STATED EXERCISE = The entries below are to be transcribed in full, without their images.

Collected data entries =

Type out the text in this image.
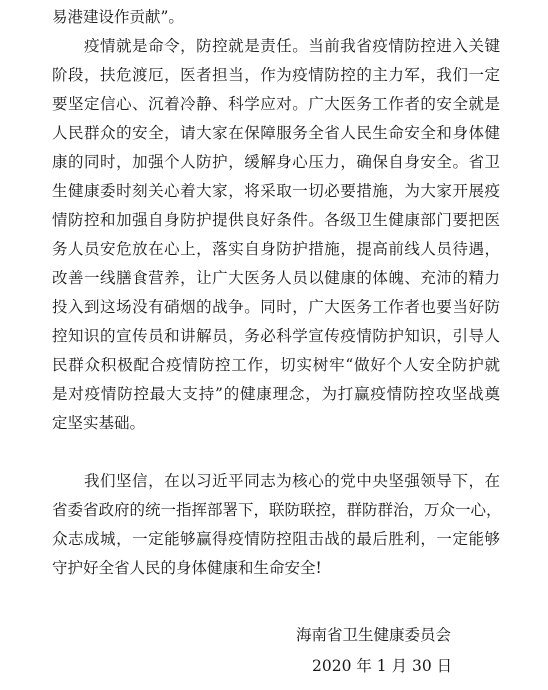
易港建设作贡献”。
疫情就是命令，防控就是责任。当前我省疫情防控进入关键
阶段，扶危渡厄，医者担当，作为疫情防控的主力军，我们一定
要坚定信心、沉着冷静、科学应对。广大医务工作者的安全就是
人民群众的安全，请大家在保障服务全省人民生命安全和身体健
康的同时，加强个人防护，缓解身心压力，确保自身安全。省卫
生健康委时刻关心着大家，将采取一切必要措施，为大家开展疫
情防控和加强自身防护提供良好条件。各级卫生健康部门要把医
务人员安危放在心上，落实自身防护措施，提高前线人员待遇，
改善一线膳食营养，让广大医务人员以健康的体魄、充沛的精力
投入到这场没有硝烟的战争。同时，广大医务工作者也要当好防
控知识的宣传员和讲解员，务必科学宣传疫情防护知识，引导人
民群众积极配合疫情防控工作，切实树牢“做好个人安全防护就
是对疫情防控最大支持”的健康理念，为打赢疫情防控攻坚战奠
定坚实基础。
我们坚信，在以习近平同志为核心的党中央坚强领导下，在
省委省政府的统一指挥部署下，联防联控，群防群治，万众一心，
众志成城，一定能够赢得疫情防控阻击战的最后胜利，一定能够
守护好全省人民的身体健康和生命安全!
海南省卫生健康委员会
2020 年 1 月 30 日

FINAL RESULT =
Type out the text in this image.
易港建设作贡献”。
疫情就是命令，防控就是责任。当前我省疫情防控进入关键
阶段，扶危渡厄，医者担当，作为疫情防控的主力军，我们一定
要坚定信心、沉着冷静、科学应对。广大医务工作者的安全就是
人民群众的安全，请大家在保障服务全省人民生命安全和身体健
康的同时，加强个人防护，缓解身心压力，确保自身安全。省卫
生健康委时刻关心着大家，将采取一切必要措施，为大家开展疫
情防控和加强自身防护提供良好条件。各级卫生健康部门要把医
务人员安危放在心上，落实自身防护措施，提高前线人员待遇，
改善一线膳食营养，让广大医务人员以健康的体魄、充沛的精力
投入到这场没有硝烟的战争。同时，广大医务工作者也要当好防
控知识的宣传员和讲解员，务必科学宣传疫情防护知识，引导人
民群众积极配合疫情防控工作，切实树牢“做好个人安全防护就
是对疫情防控最大支持”的健康理念，为打赢疫情防控攻坚战奠
定坚实基础。
我们坚信，在以习近平同志为核心的党中央坚强领导下，在
省委省政府的统一指挥部署下，联防联控，群防群治，万众一心，
众志成城，一定能够赢得疫情防控阻击战的最后胜利，一定能够
守护好全省人民的身体健康和生命安全!
海南省卫生健康委员会
2020 年 1 月 30 日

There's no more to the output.